- _Task objective_: Pull every line of the entries that has the word "name".

Stored entries:

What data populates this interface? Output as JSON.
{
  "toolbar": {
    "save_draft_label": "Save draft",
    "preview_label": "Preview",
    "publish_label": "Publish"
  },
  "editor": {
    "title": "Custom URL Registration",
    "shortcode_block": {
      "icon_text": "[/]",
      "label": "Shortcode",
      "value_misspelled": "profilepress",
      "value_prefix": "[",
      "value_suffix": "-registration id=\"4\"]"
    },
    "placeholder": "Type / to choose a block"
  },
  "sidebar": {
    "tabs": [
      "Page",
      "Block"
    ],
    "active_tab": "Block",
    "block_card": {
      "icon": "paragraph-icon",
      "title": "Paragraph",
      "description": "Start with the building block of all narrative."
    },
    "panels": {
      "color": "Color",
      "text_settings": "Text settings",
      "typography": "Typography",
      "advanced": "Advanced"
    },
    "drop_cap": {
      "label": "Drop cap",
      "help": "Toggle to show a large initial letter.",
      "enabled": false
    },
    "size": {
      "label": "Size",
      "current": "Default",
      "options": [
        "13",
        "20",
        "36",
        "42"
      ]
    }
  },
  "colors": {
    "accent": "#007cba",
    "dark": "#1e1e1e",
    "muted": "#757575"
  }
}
...
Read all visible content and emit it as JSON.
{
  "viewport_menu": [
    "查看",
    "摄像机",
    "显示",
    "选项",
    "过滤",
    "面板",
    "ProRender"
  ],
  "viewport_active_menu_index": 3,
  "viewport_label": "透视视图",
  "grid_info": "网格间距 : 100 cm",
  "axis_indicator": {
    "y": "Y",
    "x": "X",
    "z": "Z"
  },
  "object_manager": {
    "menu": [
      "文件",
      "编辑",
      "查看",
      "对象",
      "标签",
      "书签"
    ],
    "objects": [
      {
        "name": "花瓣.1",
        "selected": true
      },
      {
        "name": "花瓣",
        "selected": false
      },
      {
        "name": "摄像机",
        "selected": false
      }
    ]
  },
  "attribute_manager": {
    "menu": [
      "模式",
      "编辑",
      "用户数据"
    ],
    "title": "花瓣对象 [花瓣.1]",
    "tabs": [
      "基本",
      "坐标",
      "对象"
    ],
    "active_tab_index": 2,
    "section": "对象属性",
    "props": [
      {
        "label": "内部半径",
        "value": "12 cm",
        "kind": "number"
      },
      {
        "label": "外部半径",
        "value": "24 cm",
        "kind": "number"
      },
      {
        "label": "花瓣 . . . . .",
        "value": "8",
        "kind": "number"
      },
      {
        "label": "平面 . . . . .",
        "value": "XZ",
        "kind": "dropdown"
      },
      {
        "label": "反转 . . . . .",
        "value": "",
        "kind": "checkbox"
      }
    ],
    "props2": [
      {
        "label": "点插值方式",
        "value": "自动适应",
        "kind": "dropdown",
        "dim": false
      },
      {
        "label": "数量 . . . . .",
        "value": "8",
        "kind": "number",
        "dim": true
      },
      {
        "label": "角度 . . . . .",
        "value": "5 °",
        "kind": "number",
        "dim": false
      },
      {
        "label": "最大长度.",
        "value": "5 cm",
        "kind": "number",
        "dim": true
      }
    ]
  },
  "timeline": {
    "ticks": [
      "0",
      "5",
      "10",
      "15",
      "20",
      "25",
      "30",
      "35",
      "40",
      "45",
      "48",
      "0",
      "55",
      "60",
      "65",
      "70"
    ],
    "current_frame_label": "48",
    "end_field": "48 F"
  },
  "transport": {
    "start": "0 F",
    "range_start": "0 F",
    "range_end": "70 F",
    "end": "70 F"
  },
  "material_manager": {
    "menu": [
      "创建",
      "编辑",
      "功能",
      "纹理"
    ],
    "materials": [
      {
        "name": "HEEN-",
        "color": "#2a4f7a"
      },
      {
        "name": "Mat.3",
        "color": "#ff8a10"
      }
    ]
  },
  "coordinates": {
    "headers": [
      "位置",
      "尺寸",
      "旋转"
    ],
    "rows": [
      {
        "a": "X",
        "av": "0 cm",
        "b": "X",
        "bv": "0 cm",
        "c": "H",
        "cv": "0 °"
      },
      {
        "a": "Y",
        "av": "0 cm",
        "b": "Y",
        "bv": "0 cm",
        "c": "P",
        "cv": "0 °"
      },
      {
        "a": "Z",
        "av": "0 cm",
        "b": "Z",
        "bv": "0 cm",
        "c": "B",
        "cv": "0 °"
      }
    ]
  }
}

- _Answer to this exercise_:
        "name": "花瓣.1",
        "name": "花瓣",
        "name": "摄像机",
        "name": "HEEN-",
        "name": "Mat.3",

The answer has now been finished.